[What to do]
Whatever pictures appear, omit them, and repeat the data below exactly.

[Records to process]
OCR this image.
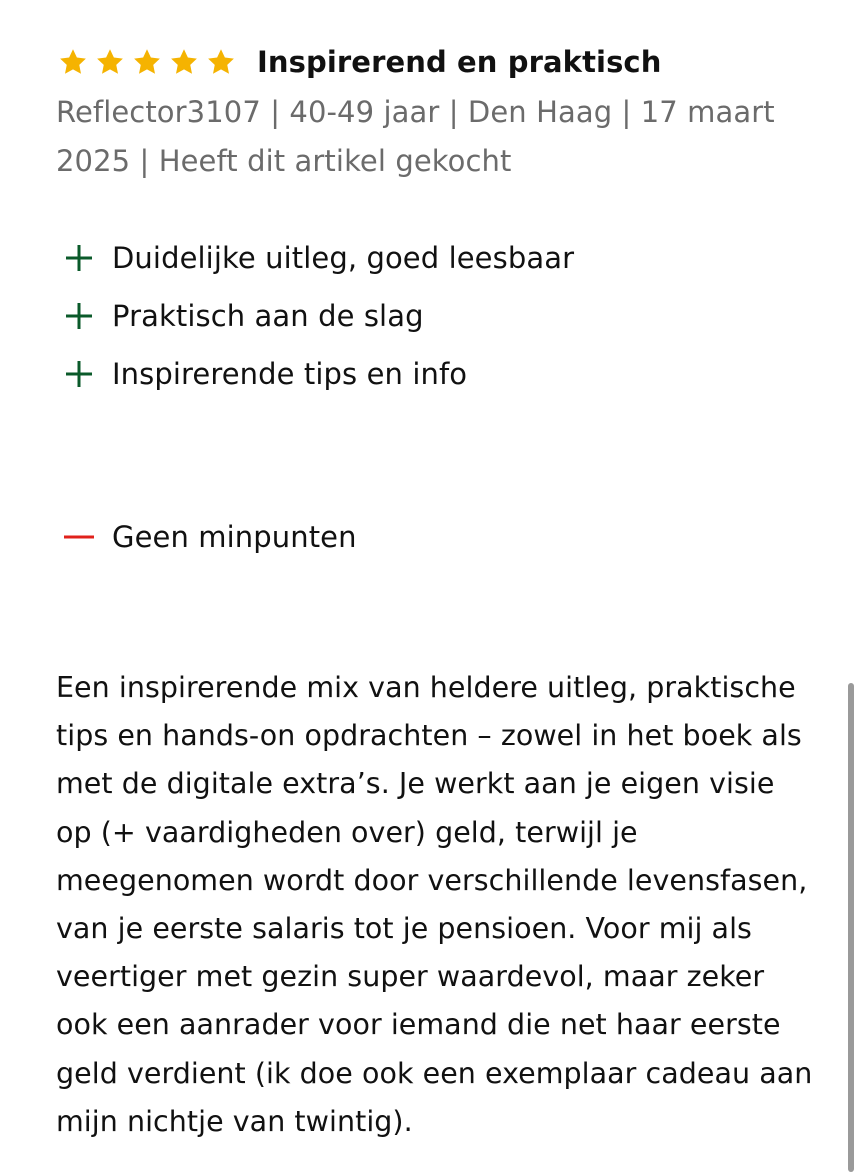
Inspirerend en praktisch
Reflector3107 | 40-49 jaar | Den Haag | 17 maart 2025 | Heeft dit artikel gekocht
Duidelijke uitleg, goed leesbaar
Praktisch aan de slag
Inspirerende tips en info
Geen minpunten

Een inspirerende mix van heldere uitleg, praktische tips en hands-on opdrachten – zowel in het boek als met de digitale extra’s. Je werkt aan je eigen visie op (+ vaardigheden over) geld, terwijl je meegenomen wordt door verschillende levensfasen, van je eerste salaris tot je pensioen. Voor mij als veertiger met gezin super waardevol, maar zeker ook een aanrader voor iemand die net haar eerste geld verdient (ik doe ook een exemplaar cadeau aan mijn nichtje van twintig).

[Answer box]
OCR this image.
Inspirerend en praktisch
Reflector3107 | 40-49 jaar | Den Haag | 17 maart 2025 | Heeft dit artikel gekocht
Duidelijke uitleg, goed leesbaar
Praktisch aan de slag
Inspirerende tips en info
Geen minpunten

Een inspirerende mix van heldere uitleg, praktische tips en hands-on opdrachten – zowel in het boek als met de digitale extra’s. Je werkt aan je eigen visie op (+ vaardigheden over) geld, terwijl je meegenomen wordt door verschillende levensfasen, van je eerste salaris tot je pensioen. Voor mij als veertiger met gezin super waardevol, maar zeker ook een aanrader voor iemand die net haar eerste geld verdient (ik doe ook een exemplaar cadeau aan mijn nichtje van twintig).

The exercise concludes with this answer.